[START Exercise data]

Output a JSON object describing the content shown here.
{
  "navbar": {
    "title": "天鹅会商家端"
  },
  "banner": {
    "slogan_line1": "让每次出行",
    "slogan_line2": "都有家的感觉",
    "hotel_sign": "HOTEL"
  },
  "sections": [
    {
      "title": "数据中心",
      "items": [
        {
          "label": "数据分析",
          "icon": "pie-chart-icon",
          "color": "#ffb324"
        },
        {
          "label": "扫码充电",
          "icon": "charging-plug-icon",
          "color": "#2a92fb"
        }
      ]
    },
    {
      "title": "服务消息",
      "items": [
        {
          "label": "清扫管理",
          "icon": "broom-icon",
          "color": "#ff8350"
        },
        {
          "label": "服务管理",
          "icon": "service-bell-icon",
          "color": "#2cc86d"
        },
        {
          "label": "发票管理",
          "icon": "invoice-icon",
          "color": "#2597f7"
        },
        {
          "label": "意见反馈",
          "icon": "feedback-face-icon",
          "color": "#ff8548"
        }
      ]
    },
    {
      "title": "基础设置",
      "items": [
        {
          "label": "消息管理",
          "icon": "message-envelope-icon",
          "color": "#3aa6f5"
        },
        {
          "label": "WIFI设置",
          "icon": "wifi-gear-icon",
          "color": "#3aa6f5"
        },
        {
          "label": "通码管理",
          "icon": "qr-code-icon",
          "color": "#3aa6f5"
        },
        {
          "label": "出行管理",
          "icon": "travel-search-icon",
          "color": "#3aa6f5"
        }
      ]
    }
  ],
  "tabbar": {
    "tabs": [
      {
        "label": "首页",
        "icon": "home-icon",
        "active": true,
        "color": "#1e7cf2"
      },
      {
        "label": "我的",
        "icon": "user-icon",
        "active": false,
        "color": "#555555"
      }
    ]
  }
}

[END Exercise data]

Across the records, how many lines contain "title"? Only the number should be given.

* Solved problem
4